→ **INPUT ROWS**
##########

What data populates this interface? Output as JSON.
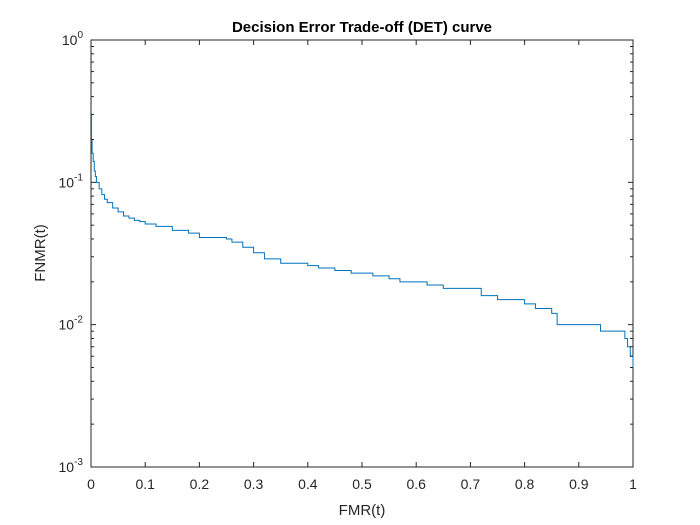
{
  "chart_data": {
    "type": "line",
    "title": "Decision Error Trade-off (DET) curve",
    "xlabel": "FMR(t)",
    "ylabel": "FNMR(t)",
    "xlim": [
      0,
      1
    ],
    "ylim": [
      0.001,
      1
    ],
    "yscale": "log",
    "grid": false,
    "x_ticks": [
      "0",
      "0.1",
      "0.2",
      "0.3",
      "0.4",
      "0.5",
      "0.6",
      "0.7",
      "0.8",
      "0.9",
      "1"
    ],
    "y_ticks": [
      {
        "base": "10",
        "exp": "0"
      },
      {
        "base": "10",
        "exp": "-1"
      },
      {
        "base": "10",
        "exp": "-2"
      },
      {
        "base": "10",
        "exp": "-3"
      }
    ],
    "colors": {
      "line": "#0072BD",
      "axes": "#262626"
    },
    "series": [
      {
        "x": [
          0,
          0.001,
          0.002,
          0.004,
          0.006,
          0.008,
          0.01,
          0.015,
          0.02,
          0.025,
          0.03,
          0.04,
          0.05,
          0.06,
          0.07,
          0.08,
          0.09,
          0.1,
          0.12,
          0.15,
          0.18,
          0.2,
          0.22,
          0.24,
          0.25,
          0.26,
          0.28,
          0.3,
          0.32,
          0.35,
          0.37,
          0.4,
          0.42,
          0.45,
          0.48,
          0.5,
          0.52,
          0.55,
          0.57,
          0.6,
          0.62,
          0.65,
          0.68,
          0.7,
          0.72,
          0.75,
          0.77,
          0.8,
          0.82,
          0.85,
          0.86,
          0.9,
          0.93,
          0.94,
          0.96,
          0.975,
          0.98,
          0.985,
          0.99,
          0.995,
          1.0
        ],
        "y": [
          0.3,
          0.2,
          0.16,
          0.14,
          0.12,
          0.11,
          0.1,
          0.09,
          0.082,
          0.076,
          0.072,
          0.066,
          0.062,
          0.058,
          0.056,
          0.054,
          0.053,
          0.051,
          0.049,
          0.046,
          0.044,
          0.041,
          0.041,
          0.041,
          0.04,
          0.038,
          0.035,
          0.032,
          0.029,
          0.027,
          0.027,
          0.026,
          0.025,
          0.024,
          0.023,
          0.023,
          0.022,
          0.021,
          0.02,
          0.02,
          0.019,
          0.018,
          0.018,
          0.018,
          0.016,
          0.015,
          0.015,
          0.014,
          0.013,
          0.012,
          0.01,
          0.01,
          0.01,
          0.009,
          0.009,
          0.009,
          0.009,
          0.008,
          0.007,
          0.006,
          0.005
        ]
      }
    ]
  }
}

##########

→ **WHAT YOU NEED TO DO**
The records above must be echoed exactly, minus their pictures.

→ **EXERCISE ANSWER**
What data populates this interface? Output as JSON.
{
  "chart_data": {
    "type": "line",
    "title": "Decision Error Trade-off (DET) curve",
    "xlabel": "FMR(t)",
    "ylabel": "FNMR(t)",
    "xlim": [
      0,
      1
    ],
    "ylim": [
      0.001,
      1
    ],
    "yscale": "log",
    "grid": false,
    "x_ticks": [
      "0",
      "0.1",
      "0.2",
      "0.3",
      "0.4",
      "0.5",
      "0.6",
      "0.7",
      "0.8",
      "0.9",
      "1"
    ],
    "y_ticks": [
      {
        "base": "10",
        "exp": "0"
      },
      {
        "base": "10",
        "exp": "-1"
      },
      {
        "base": "10",
        "exp": "-2"
      },
      {
        "base": "10",
        "exp": "-3"
      }
    ],
    "colors": {
      "line": "#0072BD",
      "axes": "#262626"
    },
    "series": [
      {
        "x": [
          0,
          0.001,
          0.002,
          0.004,
          0.006,
          0.008,
          0.01,
          0.015,
          0.02,
          0.025,
          0.03,
          0.04,
          0.05,
          0.06,
          0.07,
          0.08,
          0.09,
          0.1,
          0.12,
          0.15,
          0.18,
          0.2,
          0.22,
          0.24,
          0.25,
          0.26,
          0.28,
          0.3,
          0.32,
          0.35,
          0.37,
          0.4,
          0.42,
          0.45,
          0.48,
          0.5,
          0.52,
          0.55,
          0.57,
          0.6,
          0.62,
          0.65,
          0.68,
          0.7,
          0.72,
          0.75,
          0.77,
          0.8,
          0.82,
          0.85,
          0.86,
          0.9,
          0.93,
          0.94,
          0.96,
          0.975,
          0.98,
          0.985,
          0.99,
          0.995,
          1.0
        ],
        "y": [
          0.3,
          0.2,
          0.16,
          0.14,
          0.12,
          0.11,
          0.1,
          0.09,
          0.082,
          0.076,
          0.072,
          0.066,
          0.062,
          0.058,
          0.056,
          0.054,
          0.053,
          0.051,
          0.049,
          0.046,
          0.044,
          0.041,
          0.041,
          0.041,
          0.04,
          0.038,
          0.035,
          0.032,
          0.029,
          0.027,
          0.027,
          0.026,
          0.025,
          0.024,
          0.023,
          0.023,
          0.022,
          0.021,
          0.02,
          0.02,
          0.019,
          0.018,
          0.018,
          0.018,
          0.016,
          0.015,
          0.015,
          0.014,
          0.013,
          0.012,
          0.01,
          0.01,
          0.01,
          0.009,
          0.009,
          0.009,
          0.009,
          0.008,
          0.007,
          0.006,
          0.005
        ]
      }
    ]
  }
}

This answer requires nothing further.